■ **Problem requirements**
Reproduce the data line for line, beginning with the line containing "refraction-multiplier-spinner[interactable] [166, 394, 175, 409]" and ending after the line containing "menu-animation[interactable]: 动画(A) [377, 16, 424, 32]".

Stored data:
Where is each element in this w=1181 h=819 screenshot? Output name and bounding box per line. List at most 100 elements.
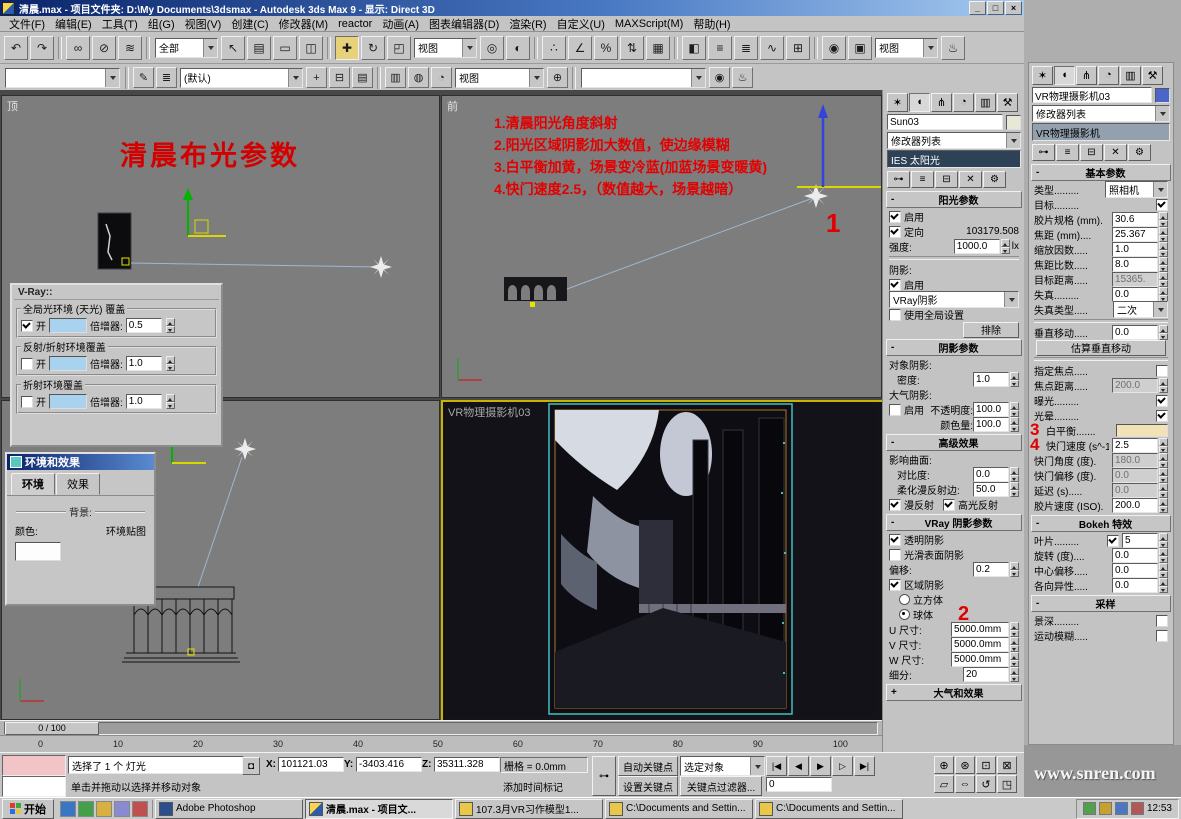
refraction-multiplier-spinner[interactable] [166, 394, 175, 409]
box-radio[interactable] [899, 594, 910, 605]
rollout-advanced-effects[interactable]: -高级效果 [886, 434, 1022, 451]
menu-animation[interactable]: 动画(A) [377, 16, 424, 32]
unlink-selection-icon[interactable]: ⊘ [92, 36, 116, 60]
maxscript-mini-listener[interactable] [2, 776, 66, 797]
object-name-field[interactable]: Sun03 [887, 114, 1003, 130]
density-field[interactable]: 1.0 [973, 372, 1009, 387]
camera-view-icon[interactable]: ◔ [431, 67, 452, 88]
align-icon[interactable]: ≡ [708, 36, 732, 60]
mirror-icon[interactable]: ◧ [682, 36, 706, 60]
spinner-snap-icon[interactable]: ⇅ [620, 36, 644, 60]
shutter-angle-spinner[interactable] [1159, 453, 1168, 468]
sun-enable-checkbox[interactable] [889, 211, 901, 223]
field-of-view-icon[interactable]: ▱ [934, 775, 954, 793]
distortion-field[interactable]: 0.0 [1112, 287, 1158, 302]
modify-tab-icon[interactable]: ◖ [1054, 66, 1075, 85]
sphere-radio[interactable] [899, 609, 910, 620]
pan-icon[interactable]: ⇔ [955, 775, 975, 793]
background-color-swatch[interactable] [15, 542, 61, 561]
contrast-field[interactable]: 0.0 [973, 467, 1009, 482]
blades-spinner[interactable] [1159, 533, 1168, 548]
reflection-multiplier-spinner[interactable] [166, 356, 175, 371]
white-balance-swatch[interactable] [1116, 424, 1168, 437]
sun-targeted-checkbox[interactable] [889, 226, 901, 238]
x-coordinate-field[interactable]: 101121.03 [278, 757, 344, 772]
exclude-button[interactable]: 排除 [963, 322, 1019, 338]
zoom-extents-icon[interactable]: ⊡ [976, 756, 996, 774]
chevron-down-icon[interactable] [288, 69, 302, 87]
chevron-down-icon[interactable] [203, 39, 217, 57]
v-size-spinner[interactable] [1010, 637, 1019, 652]
arc-rotate-icon[interactable]: ↺ [976, 775, 996, 793]
anisotropy-field[interactable]: 0.0 [1112, 578, 1158, 593]
camera-color-swatch[interactable] [1155, 88, 1170, 103]
render-scene-dialog-icon[interactable]: ▣ [848, 36, 872, 60]
zoom-mode-icon[interactable]: ⊕ [547, 67, 568, 88]
transparent-shadows-checkbox[interactable] [889, 534, 901, 546]
reflection-color-swatch[interactable] [49, 356, 87, 371]
film-gate-spinner[interactable] [1159, 212, 1168, 227]
zoom-factor-spinner[interactable] [1159, 242, 1168, 257]
menu-group[interactable]: 组(G) [143, 16, 180, 32]
film-speed-field[interactable]: 200.0 [1112, 498, 1158, 513]
close-button[interactable]: × [1005, 1, 1022, 15]
tab-effects[interactable]: 效果 [56, 473, 100, 495]
intensity-spinner[interactable] [1001, 239, 1010, 254]
gi-override-checkbox[interactable] [21, 320, 33, 332]
diffuse-checkbox[interactable] [889, 499, 901, 511]
set-key-button[interactable]: 设置关键点 [618, 776, 678, 796]
y-coordinate-field[interactable]: -3403.416 [356, 757, 422, 772]
chevron-down-icon[interactable] [750, 757, 764, 775]
render-type-dropdown[interactable]: 视图 [875, 38, 938, 58]
make-unique-icon[interactable]: ⊟ [935, 171, 958, 188]
menu-modifiers[interactable]: 修改器(M) [274, 16, 334, 32]
show-end-result-icon[interactable]: ≡ [1056, 144, 1079, 161]
depth-of-field-checkbox[interactable] [1156, 615, 1168, 627]
area-shadow-checkbox[interactable] [889, 579, 901, 591]
targeted-checkbox[interactable] [1156, 199, 1168, 211]
create-tab-icon[interactable]: ✶ [1032, 66, 1053, 85]
intensity-field[interactable]: 1000.0 [954, 239, 1000, 254]
quick-launch-icon-3[interactable] [96, 801, 112, 817]
environment-effects-dialog[interactable]: 环境和效果 环境 效果 背景: 颜色: 环境贴图 [5, 452, 156, 606]
guess-vertical-shift-button[interactable]: 估算垂直移动 [1036, 340, 1166, 356]
pin-stack-icon[interactable]: ⊶ [887, 171, 910, 188]
rotation-spinner[interactable] [1159, 548, 1168, 563]
window-crossing-icon[interactable]: ◫ [299, 36, 323, 60]
named-selection-set-dropdown[interactable] [5, 68, 120, 88]
modifier-stack[interactable]: VR物理摄影机 [1032, 123, 1170, 141]
title-bar[interactable]: 清晨.max - 项目文件夹: D:\My Documents\3dsmax -… [0, 0, 1024, 16]
configure-modifier-sets-icon[interactable]: ⚙ [983, 171, 1006, 188]
select-and-rotate-icon[interactable]: ↻ [361, 36, 385, 60]
rollout-basic-parameters[interactable]: -基本参数 [1031, 164, 1171, 181]
shadow-type-dropdown[interactable]: VRay阴影 [889, 291, 1019, 308]
select-and-scale-icon[interactable]: ◰ [387, 36, 411, 60]
viewport-label-camera[interactable]: VR物理摄影机03 [448, 404, 531, 420]
display-tab-icon[interactable]: ▥ [975, 93, 996, 112]
viewport-camera[interactable]: VR物理摄影机03 [441, 400, 884, 722]
focal-length-spinner[interactable] [1159, 227, 1168, 242]
bind-to-spacewarp-icon[interactable]: ≋ [118, 36, 142, 60]
remove-modifier-icon[interactable]: ✕ [959, 171, 982, 188]
chevron-down-icon[interactable] [1153, 302, 1167, 317]
world-icon[interactable]: ◍ [408, 67, 429, 88]
rotation-field[interactable]: 0.0 [1112, 548, 1158, 563]
percent-snap-icon[interactable]: % [594, 36, 618, 60]
time-slider-button[interactable]: 0 / 100 [5, 722, 99, 735]
time-slider-groove[interactable]: 0 / 100 [4, 722, 878, 735]
hierarchy-tab-icon[interactable]: ⋔ [931, 93, 952, 112]
select-and-manipulate-icon[interactable]: ◐ [506, 36, 530, 60]
w-size-spinner[interactable] [1010, 652, 1019, 667]
refraction-color-swatch[interactable] [49, 394, 87, 409]
smooth-surface-shadows-checkbox[interactable] [889, 549, 901, 561]
vertical-shift-spinner[interactable] [1159, 325, 1168, 340]
quick-render-icon[interactable]: ♨ [941, 36, 965, 60]
atmosphere-enable-checkbox[interactable] [889, 404, 901, 416]
angle-snap-icon[interactable]: ∠ [568, 36, 592, 60]
start-button[interactable]: 开始 [2, 799, 54, 819]
rollout-sampling[interactable]: -采样 [1031, 595, 1171, 612]
render-preset-dropdown[interactable] [581, 68, 706, 88]
vray-dialog-header[interactable]: V-Ray:: [14, 286, 219, 300]
redo-icon[interactable]: ↷ [30, 36, 54, 60]
play-icon[interactable]: ▶ [810, 756, 831, 776]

■ **The answer**
refraction-multiplier-spinner[interactable] [166, 394, 175, 409]
box-radio[interactable] [899, 594, 910, 605]
rollout-advanced-effects[interactable]: -高级效果 [886, 434, 1022, 451]
menu-animation[interactable]: 动画(A) [377, 16, 424, 32]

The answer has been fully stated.